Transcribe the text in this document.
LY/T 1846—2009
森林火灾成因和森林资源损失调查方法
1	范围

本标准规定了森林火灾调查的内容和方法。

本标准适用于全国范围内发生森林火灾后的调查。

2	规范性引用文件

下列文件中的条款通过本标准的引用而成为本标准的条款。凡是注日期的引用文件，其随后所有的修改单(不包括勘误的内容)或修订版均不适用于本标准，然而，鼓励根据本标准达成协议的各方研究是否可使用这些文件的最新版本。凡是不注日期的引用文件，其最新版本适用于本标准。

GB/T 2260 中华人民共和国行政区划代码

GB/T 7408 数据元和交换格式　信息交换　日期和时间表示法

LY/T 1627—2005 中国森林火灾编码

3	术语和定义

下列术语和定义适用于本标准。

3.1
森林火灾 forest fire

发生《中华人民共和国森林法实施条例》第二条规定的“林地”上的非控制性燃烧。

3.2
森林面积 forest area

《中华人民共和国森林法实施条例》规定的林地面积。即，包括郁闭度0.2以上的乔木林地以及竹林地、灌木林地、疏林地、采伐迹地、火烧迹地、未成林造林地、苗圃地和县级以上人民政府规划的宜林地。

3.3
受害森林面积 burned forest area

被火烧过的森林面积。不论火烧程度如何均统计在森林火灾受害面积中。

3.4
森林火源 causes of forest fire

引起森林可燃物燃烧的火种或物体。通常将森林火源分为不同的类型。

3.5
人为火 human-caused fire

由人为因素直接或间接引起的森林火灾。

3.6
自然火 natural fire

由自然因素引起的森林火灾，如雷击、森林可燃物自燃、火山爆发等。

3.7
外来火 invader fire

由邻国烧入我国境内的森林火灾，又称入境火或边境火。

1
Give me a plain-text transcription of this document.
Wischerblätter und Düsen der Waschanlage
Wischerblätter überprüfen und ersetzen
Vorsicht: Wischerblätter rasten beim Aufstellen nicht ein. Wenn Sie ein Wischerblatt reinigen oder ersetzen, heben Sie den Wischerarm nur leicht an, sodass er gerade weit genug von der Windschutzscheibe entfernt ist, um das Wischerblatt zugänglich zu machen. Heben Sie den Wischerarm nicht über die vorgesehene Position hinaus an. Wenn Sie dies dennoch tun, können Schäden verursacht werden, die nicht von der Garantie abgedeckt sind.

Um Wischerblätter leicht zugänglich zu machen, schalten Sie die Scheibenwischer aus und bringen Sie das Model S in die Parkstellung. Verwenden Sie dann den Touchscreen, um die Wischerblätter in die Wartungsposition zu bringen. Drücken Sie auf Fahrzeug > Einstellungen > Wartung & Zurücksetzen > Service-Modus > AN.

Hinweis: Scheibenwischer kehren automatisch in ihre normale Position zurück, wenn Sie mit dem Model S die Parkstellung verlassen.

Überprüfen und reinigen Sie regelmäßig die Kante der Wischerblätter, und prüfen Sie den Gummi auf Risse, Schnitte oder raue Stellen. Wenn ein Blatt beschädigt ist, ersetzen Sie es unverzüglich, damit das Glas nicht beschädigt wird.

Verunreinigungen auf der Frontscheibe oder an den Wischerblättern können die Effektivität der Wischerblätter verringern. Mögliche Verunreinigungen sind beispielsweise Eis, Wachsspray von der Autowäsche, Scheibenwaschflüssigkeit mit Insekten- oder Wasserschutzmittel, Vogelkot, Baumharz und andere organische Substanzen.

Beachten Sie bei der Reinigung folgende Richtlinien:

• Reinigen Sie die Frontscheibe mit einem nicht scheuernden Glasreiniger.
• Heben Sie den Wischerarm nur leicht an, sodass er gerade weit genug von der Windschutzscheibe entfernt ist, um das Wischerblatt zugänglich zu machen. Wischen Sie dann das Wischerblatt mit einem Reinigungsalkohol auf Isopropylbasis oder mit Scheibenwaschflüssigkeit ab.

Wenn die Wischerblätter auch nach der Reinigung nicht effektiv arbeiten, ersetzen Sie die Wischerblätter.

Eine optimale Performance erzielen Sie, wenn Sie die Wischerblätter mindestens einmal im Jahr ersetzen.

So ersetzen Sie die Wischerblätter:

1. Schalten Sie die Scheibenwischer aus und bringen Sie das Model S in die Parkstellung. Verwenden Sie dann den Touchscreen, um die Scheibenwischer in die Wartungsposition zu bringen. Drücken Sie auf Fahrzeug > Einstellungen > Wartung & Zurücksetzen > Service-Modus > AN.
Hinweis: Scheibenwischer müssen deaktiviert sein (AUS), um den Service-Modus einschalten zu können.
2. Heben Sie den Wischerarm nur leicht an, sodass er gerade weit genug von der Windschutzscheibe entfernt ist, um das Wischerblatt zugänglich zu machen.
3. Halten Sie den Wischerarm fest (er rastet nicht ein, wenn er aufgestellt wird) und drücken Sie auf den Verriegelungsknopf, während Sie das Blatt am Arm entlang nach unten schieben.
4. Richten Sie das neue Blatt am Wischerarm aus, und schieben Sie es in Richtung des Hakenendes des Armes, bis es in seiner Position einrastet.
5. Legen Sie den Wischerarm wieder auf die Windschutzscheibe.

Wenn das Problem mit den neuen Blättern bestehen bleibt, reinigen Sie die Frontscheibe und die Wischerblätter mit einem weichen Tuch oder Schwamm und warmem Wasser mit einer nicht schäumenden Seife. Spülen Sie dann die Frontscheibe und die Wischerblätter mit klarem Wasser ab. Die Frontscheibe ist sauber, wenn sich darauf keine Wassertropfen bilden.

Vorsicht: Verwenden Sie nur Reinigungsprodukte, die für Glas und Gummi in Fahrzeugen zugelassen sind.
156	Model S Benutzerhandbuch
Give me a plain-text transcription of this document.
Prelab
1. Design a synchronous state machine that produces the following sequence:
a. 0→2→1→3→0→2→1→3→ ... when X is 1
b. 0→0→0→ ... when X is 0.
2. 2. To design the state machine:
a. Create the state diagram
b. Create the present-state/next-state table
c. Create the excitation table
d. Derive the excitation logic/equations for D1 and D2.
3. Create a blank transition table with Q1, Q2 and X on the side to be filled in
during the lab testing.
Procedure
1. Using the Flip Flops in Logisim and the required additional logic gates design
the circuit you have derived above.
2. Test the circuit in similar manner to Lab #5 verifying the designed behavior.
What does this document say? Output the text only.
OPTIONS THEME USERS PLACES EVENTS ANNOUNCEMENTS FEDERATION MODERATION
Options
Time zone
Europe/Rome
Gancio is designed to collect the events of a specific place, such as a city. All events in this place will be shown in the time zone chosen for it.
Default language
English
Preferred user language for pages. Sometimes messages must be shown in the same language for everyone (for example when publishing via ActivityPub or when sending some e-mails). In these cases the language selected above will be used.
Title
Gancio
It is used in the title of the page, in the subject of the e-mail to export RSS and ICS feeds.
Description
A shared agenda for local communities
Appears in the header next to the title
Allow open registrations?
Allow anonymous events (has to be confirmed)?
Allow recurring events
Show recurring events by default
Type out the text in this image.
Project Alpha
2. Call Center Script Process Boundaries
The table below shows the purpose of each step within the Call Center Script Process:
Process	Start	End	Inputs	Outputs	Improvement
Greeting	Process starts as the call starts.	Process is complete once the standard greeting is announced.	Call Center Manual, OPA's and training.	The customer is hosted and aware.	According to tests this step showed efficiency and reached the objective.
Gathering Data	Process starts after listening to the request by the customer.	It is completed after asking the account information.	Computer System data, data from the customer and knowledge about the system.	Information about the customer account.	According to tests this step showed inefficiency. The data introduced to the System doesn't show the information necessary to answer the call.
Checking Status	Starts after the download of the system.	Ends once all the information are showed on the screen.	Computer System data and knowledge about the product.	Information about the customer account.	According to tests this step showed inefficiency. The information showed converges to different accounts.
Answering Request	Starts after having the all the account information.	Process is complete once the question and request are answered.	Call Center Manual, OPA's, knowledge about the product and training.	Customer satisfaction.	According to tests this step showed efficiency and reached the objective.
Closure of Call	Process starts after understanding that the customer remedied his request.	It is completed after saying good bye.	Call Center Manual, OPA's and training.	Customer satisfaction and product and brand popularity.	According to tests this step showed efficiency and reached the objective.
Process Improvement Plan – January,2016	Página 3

------------------------------------------------------------

» Brief
Go through the listing above and pull out each line containing the word "nach".

» Result of this task
Wenn die Wischerblätter auch nach der Reinigung nicht effektiv arbeiten, ersetzen Sie die Wischerblätter.
3. Halten Sie den Wischerarm fest (er rastet nicht ein, wenn er aufgestellt wird) und drücken Sie auf den Verriegelungsknopf, während Sie das Blatt am Arm entlang nach unten schieben.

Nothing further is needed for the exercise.